The task:
Copy out every record below exactly as written, but leave out any pictures.

Working data:
## begin

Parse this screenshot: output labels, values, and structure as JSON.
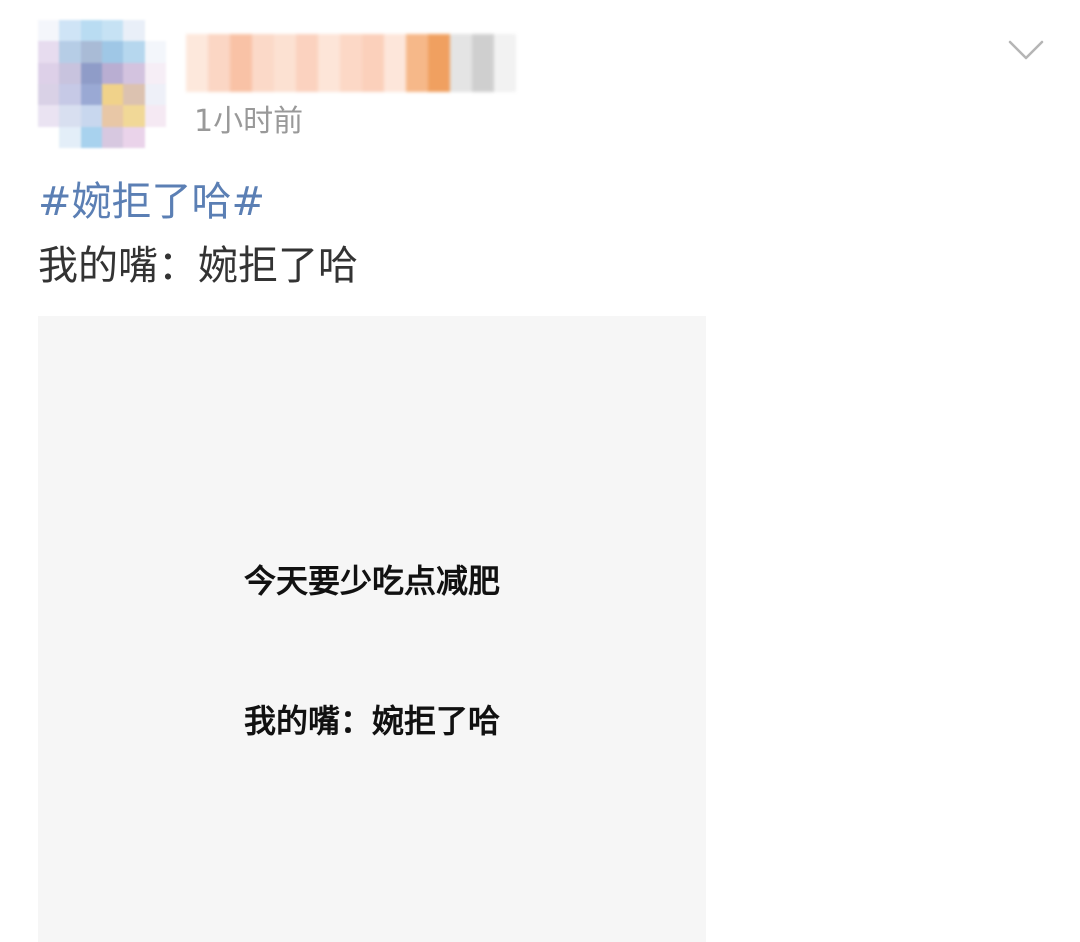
{
  "header": {
    "time_label": "1小时前",
    "menu_icon": "chevron-down-icon"
  },
  "post": {
    "hashtag": "#婉拒了哈#",
    "text": "我的嘴：婉拒了哈"
  },
  "image": {
    "line_1": "今天要少吃点减肥",
    "line_2": "我的嘴：婉拒了哈"
  },
  "colors": {
    "hashtag": "#5b7fb4",
    "time": "#999999",
    "body": "#333333",
    "image_bg": "#f6f6f6"
  }
}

## end

Task result:
Parse this screenshot: output labels, values, and structure as JSON.
{
  "header": {
    "time_label": "1小时前",
    "menu_icon": "chevron-down-icon"
  },
  "post": {
    "hashtag": "#婉拒了哈#",
    "text": "我的嘴：婉拒了哈"
  },
  "image": {
    "line_1": "今天要少吃点减肥",
    "line_2": "我的嘴：婉拒了哈"
  },
  "colors": {
    "hashtag": "#5b7fb4",
    "time": "#999999",
    "body": "#333333",
    "image_bg": "#f6f6f6"
  }
}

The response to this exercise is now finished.